* **Directive**
Reproduce word for word the part of the material that runs from its first line through the line containing "- legend-left-icon[interactable]: [2335, 864, 2372, 901]", including both of those lines.

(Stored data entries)
━━━━━━━━━━━━━━━━━━━━

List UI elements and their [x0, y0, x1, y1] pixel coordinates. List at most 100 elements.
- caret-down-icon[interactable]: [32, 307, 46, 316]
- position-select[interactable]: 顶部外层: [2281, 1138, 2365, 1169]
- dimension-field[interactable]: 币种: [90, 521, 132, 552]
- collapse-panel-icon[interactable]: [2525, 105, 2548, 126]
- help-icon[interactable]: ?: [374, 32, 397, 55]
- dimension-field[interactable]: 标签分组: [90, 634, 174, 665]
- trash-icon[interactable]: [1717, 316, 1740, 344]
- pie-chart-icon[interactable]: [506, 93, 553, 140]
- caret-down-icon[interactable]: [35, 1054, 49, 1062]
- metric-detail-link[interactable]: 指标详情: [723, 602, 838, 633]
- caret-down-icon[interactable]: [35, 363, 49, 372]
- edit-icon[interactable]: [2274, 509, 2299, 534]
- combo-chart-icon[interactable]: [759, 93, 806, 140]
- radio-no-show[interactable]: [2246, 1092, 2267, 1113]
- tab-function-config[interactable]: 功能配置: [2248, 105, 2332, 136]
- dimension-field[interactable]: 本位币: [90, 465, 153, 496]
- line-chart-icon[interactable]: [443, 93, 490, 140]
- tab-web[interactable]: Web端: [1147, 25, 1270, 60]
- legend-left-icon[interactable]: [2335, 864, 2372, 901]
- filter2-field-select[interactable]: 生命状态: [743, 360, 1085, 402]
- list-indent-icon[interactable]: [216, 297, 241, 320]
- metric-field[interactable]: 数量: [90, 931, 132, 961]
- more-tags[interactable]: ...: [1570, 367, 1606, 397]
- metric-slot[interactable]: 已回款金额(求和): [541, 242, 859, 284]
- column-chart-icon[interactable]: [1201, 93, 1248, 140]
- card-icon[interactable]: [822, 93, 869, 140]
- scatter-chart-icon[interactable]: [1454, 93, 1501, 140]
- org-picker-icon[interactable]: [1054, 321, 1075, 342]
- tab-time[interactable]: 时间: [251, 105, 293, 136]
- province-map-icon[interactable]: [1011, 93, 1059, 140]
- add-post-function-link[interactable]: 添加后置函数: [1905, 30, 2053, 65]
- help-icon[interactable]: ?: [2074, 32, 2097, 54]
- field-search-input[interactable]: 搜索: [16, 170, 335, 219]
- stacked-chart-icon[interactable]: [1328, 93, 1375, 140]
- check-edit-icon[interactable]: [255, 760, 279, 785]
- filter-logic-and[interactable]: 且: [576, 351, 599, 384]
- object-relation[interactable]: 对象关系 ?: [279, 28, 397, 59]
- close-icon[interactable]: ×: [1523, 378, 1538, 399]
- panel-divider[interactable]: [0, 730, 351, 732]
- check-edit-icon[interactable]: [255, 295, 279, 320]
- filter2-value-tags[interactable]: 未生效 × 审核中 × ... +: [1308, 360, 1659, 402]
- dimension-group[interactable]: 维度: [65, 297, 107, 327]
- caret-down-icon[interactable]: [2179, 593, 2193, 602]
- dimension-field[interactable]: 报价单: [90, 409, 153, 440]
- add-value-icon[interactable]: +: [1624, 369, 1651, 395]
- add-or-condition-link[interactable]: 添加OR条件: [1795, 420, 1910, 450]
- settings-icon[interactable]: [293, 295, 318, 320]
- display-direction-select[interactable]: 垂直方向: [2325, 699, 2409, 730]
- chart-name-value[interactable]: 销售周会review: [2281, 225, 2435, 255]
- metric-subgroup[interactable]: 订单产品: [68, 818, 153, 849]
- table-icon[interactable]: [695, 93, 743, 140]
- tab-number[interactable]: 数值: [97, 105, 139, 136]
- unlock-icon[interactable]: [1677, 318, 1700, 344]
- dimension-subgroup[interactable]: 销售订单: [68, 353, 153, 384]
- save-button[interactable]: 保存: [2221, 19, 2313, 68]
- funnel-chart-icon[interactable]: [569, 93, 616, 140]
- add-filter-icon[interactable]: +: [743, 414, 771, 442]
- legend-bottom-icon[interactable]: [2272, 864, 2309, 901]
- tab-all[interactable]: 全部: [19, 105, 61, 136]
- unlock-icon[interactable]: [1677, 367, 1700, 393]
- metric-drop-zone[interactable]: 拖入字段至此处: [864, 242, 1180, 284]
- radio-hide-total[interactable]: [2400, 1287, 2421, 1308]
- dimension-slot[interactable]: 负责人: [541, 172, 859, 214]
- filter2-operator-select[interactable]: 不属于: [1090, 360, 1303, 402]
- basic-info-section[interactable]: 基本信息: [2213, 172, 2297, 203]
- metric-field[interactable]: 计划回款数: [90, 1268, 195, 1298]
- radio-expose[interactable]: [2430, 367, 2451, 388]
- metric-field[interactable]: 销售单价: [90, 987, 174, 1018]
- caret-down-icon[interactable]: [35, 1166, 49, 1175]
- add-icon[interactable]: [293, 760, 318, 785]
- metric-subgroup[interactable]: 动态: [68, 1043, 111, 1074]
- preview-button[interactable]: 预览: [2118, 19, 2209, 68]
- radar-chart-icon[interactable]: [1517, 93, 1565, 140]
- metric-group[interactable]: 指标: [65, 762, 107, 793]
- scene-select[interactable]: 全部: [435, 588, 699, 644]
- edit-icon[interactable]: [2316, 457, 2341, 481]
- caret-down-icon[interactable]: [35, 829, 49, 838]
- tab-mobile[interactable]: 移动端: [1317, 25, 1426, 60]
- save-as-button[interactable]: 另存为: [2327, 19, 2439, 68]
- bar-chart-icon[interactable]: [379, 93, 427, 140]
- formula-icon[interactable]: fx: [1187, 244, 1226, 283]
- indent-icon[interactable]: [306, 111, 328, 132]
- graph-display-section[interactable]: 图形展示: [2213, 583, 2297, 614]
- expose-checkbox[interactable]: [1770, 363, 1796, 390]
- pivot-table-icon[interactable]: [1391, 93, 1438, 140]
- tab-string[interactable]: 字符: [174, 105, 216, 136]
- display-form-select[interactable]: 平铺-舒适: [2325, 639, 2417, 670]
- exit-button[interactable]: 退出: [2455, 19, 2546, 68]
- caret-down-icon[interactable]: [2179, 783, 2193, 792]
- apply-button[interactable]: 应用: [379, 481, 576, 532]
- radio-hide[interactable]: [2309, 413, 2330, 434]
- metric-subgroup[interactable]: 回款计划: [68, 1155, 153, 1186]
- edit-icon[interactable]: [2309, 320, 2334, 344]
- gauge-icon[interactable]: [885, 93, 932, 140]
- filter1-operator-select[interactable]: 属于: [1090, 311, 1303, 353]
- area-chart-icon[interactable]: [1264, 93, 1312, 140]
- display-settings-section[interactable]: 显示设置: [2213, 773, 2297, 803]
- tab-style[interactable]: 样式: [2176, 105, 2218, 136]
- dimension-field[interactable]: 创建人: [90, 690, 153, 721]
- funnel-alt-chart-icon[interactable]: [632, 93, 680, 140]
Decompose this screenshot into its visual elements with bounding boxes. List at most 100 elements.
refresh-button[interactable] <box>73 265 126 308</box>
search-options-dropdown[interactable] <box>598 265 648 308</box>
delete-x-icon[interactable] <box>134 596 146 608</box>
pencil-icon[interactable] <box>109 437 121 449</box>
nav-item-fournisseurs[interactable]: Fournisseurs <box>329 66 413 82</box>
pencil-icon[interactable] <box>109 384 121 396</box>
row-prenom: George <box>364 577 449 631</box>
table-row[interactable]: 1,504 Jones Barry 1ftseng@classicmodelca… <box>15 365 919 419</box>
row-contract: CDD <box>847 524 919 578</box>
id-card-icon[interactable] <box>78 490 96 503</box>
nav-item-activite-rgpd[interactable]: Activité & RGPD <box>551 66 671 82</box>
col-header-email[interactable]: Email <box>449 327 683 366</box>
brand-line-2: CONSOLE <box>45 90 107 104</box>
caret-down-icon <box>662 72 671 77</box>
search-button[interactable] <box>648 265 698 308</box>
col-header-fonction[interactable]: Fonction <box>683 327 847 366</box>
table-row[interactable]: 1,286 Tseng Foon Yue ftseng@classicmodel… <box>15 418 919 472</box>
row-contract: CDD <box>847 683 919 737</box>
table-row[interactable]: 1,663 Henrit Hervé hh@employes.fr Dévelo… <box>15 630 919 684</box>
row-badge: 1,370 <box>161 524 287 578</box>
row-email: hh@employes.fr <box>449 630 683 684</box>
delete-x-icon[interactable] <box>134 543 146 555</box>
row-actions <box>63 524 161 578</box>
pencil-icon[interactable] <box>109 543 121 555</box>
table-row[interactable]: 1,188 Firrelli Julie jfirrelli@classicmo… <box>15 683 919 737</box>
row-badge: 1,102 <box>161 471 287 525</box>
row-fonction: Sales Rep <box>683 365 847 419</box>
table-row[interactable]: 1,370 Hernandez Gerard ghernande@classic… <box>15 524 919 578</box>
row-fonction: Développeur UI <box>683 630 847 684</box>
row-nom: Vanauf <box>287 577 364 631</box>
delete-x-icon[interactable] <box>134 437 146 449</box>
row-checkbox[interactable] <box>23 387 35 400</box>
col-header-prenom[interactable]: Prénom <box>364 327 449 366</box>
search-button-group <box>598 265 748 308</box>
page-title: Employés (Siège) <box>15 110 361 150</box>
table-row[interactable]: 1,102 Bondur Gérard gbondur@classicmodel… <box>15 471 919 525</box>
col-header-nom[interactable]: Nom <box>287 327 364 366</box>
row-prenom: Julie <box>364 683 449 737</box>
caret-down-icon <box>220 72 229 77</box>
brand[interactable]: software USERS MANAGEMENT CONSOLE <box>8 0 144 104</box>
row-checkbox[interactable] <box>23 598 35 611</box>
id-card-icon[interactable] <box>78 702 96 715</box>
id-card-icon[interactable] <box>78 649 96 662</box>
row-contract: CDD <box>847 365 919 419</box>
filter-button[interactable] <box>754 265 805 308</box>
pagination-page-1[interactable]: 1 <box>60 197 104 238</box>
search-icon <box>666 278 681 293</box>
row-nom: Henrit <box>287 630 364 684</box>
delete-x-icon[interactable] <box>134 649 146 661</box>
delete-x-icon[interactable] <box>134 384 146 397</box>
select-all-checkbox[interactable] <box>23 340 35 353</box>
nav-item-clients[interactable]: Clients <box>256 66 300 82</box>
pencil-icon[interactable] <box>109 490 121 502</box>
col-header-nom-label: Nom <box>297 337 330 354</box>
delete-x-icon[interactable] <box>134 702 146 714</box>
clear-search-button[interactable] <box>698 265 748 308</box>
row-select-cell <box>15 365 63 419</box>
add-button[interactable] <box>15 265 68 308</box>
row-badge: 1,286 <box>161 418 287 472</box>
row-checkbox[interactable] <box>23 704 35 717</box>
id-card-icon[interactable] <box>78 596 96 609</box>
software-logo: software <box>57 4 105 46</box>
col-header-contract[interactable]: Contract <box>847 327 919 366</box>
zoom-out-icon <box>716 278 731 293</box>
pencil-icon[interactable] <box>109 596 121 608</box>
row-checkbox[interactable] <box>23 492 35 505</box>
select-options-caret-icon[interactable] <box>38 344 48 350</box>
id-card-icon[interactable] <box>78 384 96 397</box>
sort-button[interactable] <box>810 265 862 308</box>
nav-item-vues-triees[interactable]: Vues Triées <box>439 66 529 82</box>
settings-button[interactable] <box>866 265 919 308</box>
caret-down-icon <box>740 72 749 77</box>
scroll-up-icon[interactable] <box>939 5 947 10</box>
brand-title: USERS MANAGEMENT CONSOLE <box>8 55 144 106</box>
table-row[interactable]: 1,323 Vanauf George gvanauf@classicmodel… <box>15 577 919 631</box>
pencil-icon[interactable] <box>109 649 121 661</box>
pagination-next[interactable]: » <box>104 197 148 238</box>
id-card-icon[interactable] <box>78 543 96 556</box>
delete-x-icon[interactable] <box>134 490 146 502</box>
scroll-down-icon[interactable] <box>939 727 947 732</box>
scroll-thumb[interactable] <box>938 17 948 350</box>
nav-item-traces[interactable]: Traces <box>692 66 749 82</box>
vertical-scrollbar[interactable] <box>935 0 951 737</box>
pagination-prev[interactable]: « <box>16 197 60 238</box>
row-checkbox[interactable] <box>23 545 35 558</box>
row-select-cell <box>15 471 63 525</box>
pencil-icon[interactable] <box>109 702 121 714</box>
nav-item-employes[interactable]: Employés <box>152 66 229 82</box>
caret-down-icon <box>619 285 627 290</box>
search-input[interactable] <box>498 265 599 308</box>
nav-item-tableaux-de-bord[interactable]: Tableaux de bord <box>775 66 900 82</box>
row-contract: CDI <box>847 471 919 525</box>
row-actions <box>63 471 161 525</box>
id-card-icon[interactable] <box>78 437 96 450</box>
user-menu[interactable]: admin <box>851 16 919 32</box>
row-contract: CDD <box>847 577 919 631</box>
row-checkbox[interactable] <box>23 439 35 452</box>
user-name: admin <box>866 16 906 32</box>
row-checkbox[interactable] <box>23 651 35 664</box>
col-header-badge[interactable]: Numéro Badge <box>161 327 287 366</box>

━━━━━━━━━━━━━━━━━━━━

* **Right answer**
List UI elements and their [x0, y0, x1, y1] pixel coordinates. List at most 100 elements.
- caret-down-icon[interactable]: [32, 307, 46, 316]
- position-select[interactable]: 顶部外层: [2281, 1138, 2365, 1169]
- dimension-field[interactable]: 币种: [90, 521, 132, 552]
- collapse-panel-icon[interactable]: [2525, 105, 2548, 126]
- help-icon[interactable]: ?: [374, 32, 397, 55]
- dimension-field[interactable]: 标签分组: [90, 634, 174, 665]
- trash-icon[interactable]: [1717, 316, 1740, 344]
- pie-chart-icon[interactable]: [506, 93, 553, 140]
- caret-down-icon[interactable]: [35, 1054, 49, 1062]
- metric-detail-link[interactable]: 指标详情: [723, 602, 838, 633]
- caret-down-icon[interactable]: [35, 363, 49, 372]
- edit-icon[interactable]: [2274, 509, 2299, 534]
- combo-chart-icon[interactable]: [759, 93, 806, 140]
- radio-no-show[interactable]: [2246, 1092, 2267, 1113]
- tab-function-config[interactable]: 功能配置: [2248, 105, 2332, 136]
- dimension-field[interactable]: 本位币: [90, 465, 153, 496]
- line-chart-icon[interactable]: [443, 93, 490, 140]
- tab-web[interactable]: Web端: [1147, 25, 1270, 60]
- legend-left-icon[interactable]: [2335, 864, 2372, 901]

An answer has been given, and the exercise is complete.